- _To do_: Retype the records that come next, word for word.

- _Supplied records_:
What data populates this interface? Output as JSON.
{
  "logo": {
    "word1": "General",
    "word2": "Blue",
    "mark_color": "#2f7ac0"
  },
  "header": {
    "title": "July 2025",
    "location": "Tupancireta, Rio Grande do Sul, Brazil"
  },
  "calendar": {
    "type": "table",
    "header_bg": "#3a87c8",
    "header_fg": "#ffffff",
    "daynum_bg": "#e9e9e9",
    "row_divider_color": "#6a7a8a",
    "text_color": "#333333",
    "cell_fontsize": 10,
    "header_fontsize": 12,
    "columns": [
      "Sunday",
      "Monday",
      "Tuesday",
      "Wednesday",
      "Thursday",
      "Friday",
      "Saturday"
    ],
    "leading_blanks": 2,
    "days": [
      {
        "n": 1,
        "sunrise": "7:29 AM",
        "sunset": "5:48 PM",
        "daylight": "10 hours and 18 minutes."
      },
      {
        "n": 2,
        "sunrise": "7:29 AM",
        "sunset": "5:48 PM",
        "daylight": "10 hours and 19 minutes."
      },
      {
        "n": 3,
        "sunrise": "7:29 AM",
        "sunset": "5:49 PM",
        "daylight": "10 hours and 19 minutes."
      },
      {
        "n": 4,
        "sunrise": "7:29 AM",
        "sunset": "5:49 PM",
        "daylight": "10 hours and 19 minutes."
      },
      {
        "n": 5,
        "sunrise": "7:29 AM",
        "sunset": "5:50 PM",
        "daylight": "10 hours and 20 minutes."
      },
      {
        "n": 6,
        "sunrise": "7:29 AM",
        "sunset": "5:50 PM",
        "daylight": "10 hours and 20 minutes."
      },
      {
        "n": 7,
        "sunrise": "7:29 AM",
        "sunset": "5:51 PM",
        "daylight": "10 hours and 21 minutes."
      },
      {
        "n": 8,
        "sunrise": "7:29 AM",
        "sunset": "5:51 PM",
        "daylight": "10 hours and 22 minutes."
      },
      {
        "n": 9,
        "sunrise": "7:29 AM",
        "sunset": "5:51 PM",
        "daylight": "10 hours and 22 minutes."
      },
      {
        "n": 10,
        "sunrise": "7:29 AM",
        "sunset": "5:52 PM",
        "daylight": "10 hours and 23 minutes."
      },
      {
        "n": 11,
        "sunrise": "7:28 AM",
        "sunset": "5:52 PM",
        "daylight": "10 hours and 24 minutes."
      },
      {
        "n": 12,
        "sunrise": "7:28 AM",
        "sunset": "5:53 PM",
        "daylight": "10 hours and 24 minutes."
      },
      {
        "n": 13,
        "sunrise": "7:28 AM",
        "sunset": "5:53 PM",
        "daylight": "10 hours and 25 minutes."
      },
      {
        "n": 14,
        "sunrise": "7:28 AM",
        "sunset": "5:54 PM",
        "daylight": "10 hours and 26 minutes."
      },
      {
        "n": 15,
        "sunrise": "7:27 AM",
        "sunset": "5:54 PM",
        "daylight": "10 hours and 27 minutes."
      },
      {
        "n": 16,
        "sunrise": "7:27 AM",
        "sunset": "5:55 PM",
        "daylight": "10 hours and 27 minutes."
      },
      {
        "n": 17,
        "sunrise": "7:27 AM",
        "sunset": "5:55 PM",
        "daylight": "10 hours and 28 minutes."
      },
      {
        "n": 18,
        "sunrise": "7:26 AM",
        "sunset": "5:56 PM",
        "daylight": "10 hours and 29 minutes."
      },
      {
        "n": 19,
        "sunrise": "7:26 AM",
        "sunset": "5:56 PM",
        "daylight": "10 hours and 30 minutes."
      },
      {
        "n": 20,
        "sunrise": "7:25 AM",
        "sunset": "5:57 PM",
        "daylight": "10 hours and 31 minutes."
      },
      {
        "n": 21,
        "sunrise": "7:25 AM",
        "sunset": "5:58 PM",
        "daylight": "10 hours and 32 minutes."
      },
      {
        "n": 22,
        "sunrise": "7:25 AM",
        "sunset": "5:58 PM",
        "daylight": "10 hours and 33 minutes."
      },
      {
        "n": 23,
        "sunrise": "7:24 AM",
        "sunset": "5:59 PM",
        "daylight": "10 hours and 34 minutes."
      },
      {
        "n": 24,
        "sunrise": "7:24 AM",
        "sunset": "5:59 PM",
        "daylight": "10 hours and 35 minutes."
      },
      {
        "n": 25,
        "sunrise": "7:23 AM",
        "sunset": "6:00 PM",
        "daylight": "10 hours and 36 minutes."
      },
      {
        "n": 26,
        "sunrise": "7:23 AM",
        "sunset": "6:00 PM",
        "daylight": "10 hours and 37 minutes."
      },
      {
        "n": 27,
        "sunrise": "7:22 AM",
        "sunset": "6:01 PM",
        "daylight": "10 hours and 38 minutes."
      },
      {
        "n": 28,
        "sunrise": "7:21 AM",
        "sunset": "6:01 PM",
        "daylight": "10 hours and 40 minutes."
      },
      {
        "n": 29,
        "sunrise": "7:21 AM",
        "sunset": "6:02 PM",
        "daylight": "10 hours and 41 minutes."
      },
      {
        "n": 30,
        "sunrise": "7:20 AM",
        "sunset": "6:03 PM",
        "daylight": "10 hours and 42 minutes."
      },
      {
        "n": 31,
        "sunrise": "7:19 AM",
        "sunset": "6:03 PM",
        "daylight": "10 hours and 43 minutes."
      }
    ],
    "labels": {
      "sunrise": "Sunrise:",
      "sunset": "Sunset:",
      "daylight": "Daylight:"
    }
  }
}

- _Answer for this exercise_:
What data populates this interface? Output as JSON.
{
  "logo": {
    "word1": "General",
    "word2": "Blue",
    "mark_color": "#2f7ac0"
  },
  "header": {
    "title": "July 2025",
    "location": "Tupancireta, Rio Grande do Sul, Brazil"
  },
  "calendar": {
    "type": "table",
    "header_bg": "#3a87c8",
    "header_fg": "#ffffff",
    "daynum_bg": "#e9e9e9",
    "row_divider_color": "#6a7a8a",
    "text_color": "#333333",
    "cell_fontsize": 10,
    "header_fontsize": 12,
    "columns": [
      "Sunday",
      "Monday",
      "Tuesday",
      "Wednesday",
      "Thursday",
      "Friday",
      "Saturday"
    ],
    "leading_blanks": 2,
    "days": [
      {
        "n": 1,
        "sunrise": "7:29 AM",
        "sunset": "5:48 PM",
        "daylight": "10 hours and 18 minutes."
      },
      {
        "n": 2,
        "sunrise": "7:29 AM",
        "sunset": "5:48 PM",
        "daylight": "10 hours and 19 minutes."
      },
      {
        "n": 3,
        "sunrise": "7:29 AM",
        "sunset": "5:49 PM",
        "daylight": "10 hours and 19 minutes."
      },
      {
        "n": 4,
        "sunrise": "7:29 AM",
        "sunset": "5:49 PM",
        "daylight": "10 hours and 19 minutes."
      },
      {
        "n": 5,
        "sunrise": "7:29 AM",
        "sunset": "5:50 PM",
        "daylight": "10 hours and 20 minutes."
      },
      {
        "n": 6,
        "sunrise": "7:29 AM",
        "sunset": "5:50 PM",
        "daylight": "10 hours and 20 minutes."
      },
      {
        "n": 7,
        "sunrise": "7:29 AM",
        "sunset": "5:51 PM",
        "daylight": "10 hours and 21 minutes."
      },
      {
        "n": 8,
        "sunrise": "7:29 AM",
        "sunset": "5:51 PM",
        "daylight": "10 hours and 22 minutes."
      },
      {
        "n": 9,
        "sunrise": "7:29 AM",
        "sunset": "5:51 PM",
        "daylight": "10 hours and 22 minutes."
      },
      {
        "n": 10,
        "sunrise": "7:29 AM",
        "sunset": "5:52 PM",
        "daylight": "10 hours and 23 minutes."
      },
      {
        "n": 11,
        "sunrise": "7:28 AM",
        "sunset": "5:52 PM",
        "daylight": "10 hours and 24 minutes."
      },
      {
        "n": 12,
        "sunrise": "7:28 AM",
        "sunset": "5:53 PM",
        "daylight": "10 hours and 24 minutes."
      },
      {
        "n": 13,
        "sunrise": "7:28 AM",
        "sunset": "5:53 PM",
        "daylight": "10 hours and 25 minutes."
      },
      {
        "n": 14,
        "sunrise": "7:28 AM",
        "sunset": "5:54 PM",
        "daylight": "10 hours and 26 minutes."
      },
      {
        "n": 15,
        "sunrise": "7:27 AM",
        "sunset": "5:54 PM",
        "daylight": "10 hours and 27 minutes."
      },
      {
        "n": 16,
        "sunrise": "7:27 AM",
        "sunset": "5:55 PM",
        "daylight": "10 hours and 27 minutes."
      },
      {
        "n": 17,
        "sunrise": "7:27 AM",
        "sunset": "5:55 PM",
        "daylight": "10 hours and 28 minutes."
      },
      {
        "n": 18,
        "sunrise": "7:26 AM",
        "sunset": "5:56 PM",
        "daylight": "10 hours and 29 minutes."
      },
      {
        "n": 19,
        "sunrise": "7:26 AM",
        "sunset": "5:56 PM",
        "daylight": "10 hours and 30 minutes."
      },
      {
        "n": 20,
        "sunrise": "7:25 AM",
        "sunset": "5:57 PM",
        "daylight": "10 hours and 31 minutes."
      },
      {
        "n": 21,
        "sunrise": "7:25 AM",
        "sunset": "5:58 PM",
        "daylight": "10 hours and 32 minutes."
      },
      {
        "n": 22,
        "sunrise": "7:25 AM",
        "sunset": "5:58 PM",
        "daylight": "10 hours and 33 minutes."
      },
      {
        "n": 23,
        "sunrise": "7:24 AM",
        "sunset": "5:59 PM",
        "daylight": "10 hours and 34 minutes."
      },
      {
        "n": 24,
        "sunrise": "7:24 AM",
        "sunset": "5:59 PM",
        "daylight": "10 hours and 35 minutes."
      },
      {
        "n": 25,
        "sunrise": "7:23 AM",
        "sunset": "6:00 PM",
        "daylight": "10 hours and 36 minutes."
      },
      {
        "n": 26,
        "sunrise": "7:23 AM",
        "sunset": "6:00 PM",
        "daylight": "10 hours and 37 minutes."
      },
      {
        "n": 27,
        "sunrise": "7:22 AM",
        "sunset": "6:01 PM",
        "daylight": "10 hours and 38 minutes."
      },
      {
        "n": 28,
        "sunrise": "7:21 AM",
        "sunset": "6:01 PM",
        "daylight": "10 hours and 40 minutes."
      },
      {
        "n": 29,
        "sunrise": "7:21 AM",
        "sunset": "6:02 PM",
        "daylight": "10 hours and 41 minutes."
      },
      {
        "n": 30,
        "sunrise": "7:20 AM",
        "sunset": "6:03 PM",
        "daylight": "10 hours and 42 minutes."
      },
      {
        "n": 31,
        "sunrise": "7:19 AM",
        "sunset": "6:03 PM",
        "daylight": "10 hours and 43 minutes."
      }
    ],
    "labels": {
      "sunrise": "Sunrise:",
      "sunset": "Sunset:",
      "daylight": "Daylight:"
    }
  }
}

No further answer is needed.